Listing:

--

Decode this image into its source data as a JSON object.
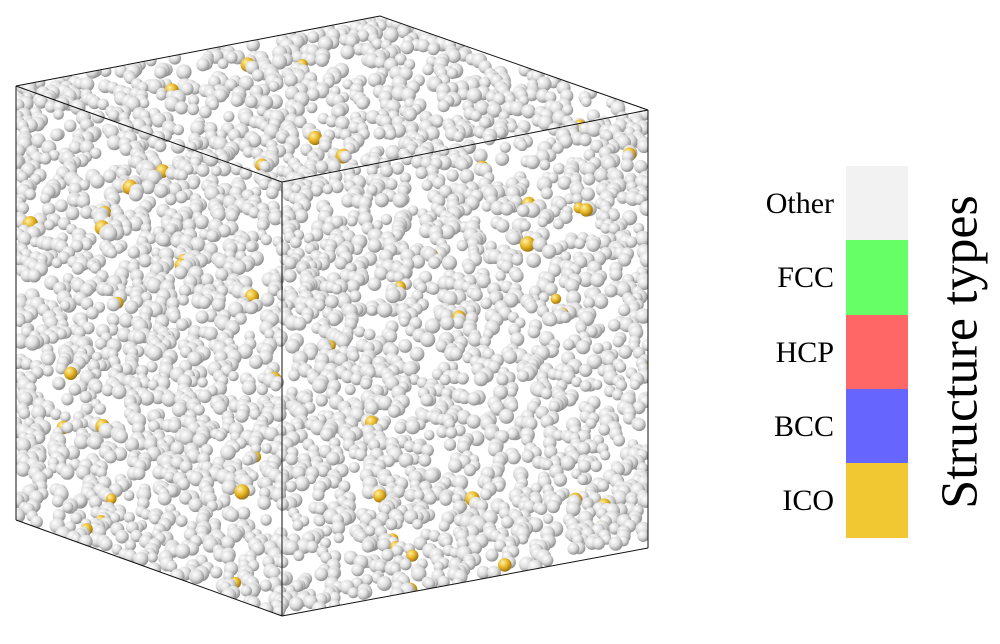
{
  "legend": {
    "title": "Structure types",
    "items": [
      {
        "label": "Other",
        "color": "#f2f2f2"
      },
      {
        "label": "FCC",
        "color": "#66ff66"
      },
      {
        "label": "HCP",
        "color": "#ff6666"
      },
      {
        "label": "BCC",
        "color": "#6666ff"
      },
      {
        "label": "ICO",
        "color": "#f2c832"
      }
    ]
  },
  "atom_colors": {
    "other": "#d9d9d9",
    "ico": "#e6b422"
  }
}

--

What you are asked to do:
Select the lines that carry the string "label" and copy them.

Response for this exercise:
        "label": "Other",
        "label": "FCC",
        "label": "HCP",
        "label": "BCC",
        "label": "ICO",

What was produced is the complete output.